Text excerpt:
+---+
# ROOSTS.



## BlakeHelmick (Oct 13, 2010)

THIS IS NOT A NON RESIDENT POST... just an issue i encountered when hunting a day in the past weekend. A few buddies and I were set up on a bean field, We were close enough to the roost to see the geese when they got off the water. As always, there were a bunch of guys that HAD to set up on the roost that had all these geese on it. After the guys unloaded their guns at some ducks, the geese were luckily far enough away on that roost to just swim to the middle. As the sun got a little higher the geese started to trickle off in our direction. the first 7 geese had done in perfect and we were 7 for 7. As it got later in the morning we could hear the geese getting louder, like a lot of them were going to leave to eat..

Minutes after we heard the geese, a 4 wheeler fired up and drove all the way around the slough. All the geese got up and flew the other direction. The guy later drove his ATV out to our field and asked us if he had scared any of the geese to us........ He must not have noticed that the first 7 came right in and more than likely, the others would have followed suit. Not picking on any water hunters, but isn't it kind of known to leave the roosts alone? i am honestly so tired of getting hunts ruined like this. They had ten guys surrounding the slough and shot 12 ducks.. must have seen a few thousand ducks on that roost the night before. Don't people want to sit in a nice dry ground blind and keep the ducks and geese around longer for everyone to hunt? :shake:


----------



## duckp (Mar 13, 2008)

Blake I sure understand.In my area we still have adequate water so 'roosts' may not be as important as in other areas but it hurts to have them busted nevertheless.And,it often is a res vs non-res issue,for good reason in some cases.Sunday we were hunting a picked corn field we had taken multiple limits of greenies and geese out of close to the roost.(one other res group was relying on that roost as well.)That morning 3 guys from a neighboring State set up on the roost and opened up 10 minutes pre legal hours.Sad but it sort of saved our greenie shoot.They all left and later returned in small groups with enuf visiting us to give us our limits.
+---+
Dataset extract:
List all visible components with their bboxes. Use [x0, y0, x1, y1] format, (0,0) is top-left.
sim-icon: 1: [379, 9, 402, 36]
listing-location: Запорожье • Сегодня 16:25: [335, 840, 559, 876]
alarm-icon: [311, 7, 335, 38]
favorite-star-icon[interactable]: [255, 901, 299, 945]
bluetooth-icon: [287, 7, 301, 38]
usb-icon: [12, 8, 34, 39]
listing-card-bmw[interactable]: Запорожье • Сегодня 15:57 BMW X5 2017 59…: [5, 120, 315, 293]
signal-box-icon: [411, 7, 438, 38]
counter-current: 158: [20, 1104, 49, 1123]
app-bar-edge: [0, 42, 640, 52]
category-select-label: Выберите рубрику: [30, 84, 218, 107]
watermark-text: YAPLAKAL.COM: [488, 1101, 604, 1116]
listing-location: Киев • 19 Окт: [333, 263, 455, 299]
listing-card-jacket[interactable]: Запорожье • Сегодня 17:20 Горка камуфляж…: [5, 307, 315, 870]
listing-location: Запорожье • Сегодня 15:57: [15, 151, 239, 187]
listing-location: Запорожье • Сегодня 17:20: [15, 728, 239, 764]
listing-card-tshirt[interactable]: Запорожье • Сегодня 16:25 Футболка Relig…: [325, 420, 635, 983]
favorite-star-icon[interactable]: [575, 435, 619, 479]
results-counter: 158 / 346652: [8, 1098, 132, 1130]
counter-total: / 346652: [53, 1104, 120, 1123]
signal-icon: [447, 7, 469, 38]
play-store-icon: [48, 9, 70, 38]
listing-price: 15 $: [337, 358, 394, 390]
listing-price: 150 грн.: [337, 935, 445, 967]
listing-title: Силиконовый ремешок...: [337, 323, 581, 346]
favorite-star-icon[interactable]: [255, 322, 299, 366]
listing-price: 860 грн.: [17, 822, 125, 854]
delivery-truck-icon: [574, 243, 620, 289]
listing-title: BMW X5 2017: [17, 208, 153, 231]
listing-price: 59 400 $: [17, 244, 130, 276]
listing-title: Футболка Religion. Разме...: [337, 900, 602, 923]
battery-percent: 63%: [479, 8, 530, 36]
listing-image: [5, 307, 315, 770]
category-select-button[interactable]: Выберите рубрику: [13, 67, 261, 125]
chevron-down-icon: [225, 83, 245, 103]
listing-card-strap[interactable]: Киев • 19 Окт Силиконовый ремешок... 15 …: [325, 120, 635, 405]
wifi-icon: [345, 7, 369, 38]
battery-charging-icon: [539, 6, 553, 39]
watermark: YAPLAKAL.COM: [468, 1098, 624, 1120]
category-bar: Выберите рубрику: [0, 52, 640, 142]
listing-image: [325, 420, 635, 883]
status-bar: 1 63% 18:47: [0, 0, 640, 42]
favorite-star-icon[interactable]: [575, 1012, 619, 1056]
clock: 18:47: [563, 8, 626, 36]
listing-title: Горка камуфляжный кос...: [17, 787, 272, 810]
+---+
Required task A:
Rewrite the paragraph of the roost forum thread beginning "Minutes after we heard the geese" as a short bulleted list that keeps its main facts.
Required task B:
In the roost forum thread, how many ducks did the ten guys surrounding the slough shoot?
The records have no connection to the text.

Answer A:
- Minutes after the geese grew loud, a 4 wheeler started up and drove all the way around the slough.
- All the geese rose and flew the other direction.
- The driver later rode his ATV out to the field and asked whether he had scared any geese toward the group.
- He apparently missed that the first 7 geese had come right in and that the rest would likely have followed.
- The writer asks whether it isn't generally understood that roosts should be left alone, and says he is tired of having hunts ruined this way.
- Ten guys surrounded the slough and shot 12 ducks, though a few thousand ducks had been seen on the roost the night before.
- He asks whether people wouldn't rather sit in a dry ground blind and keep the ducks and geese around longer for everyone to hunt.

Answer B:
12 ducks.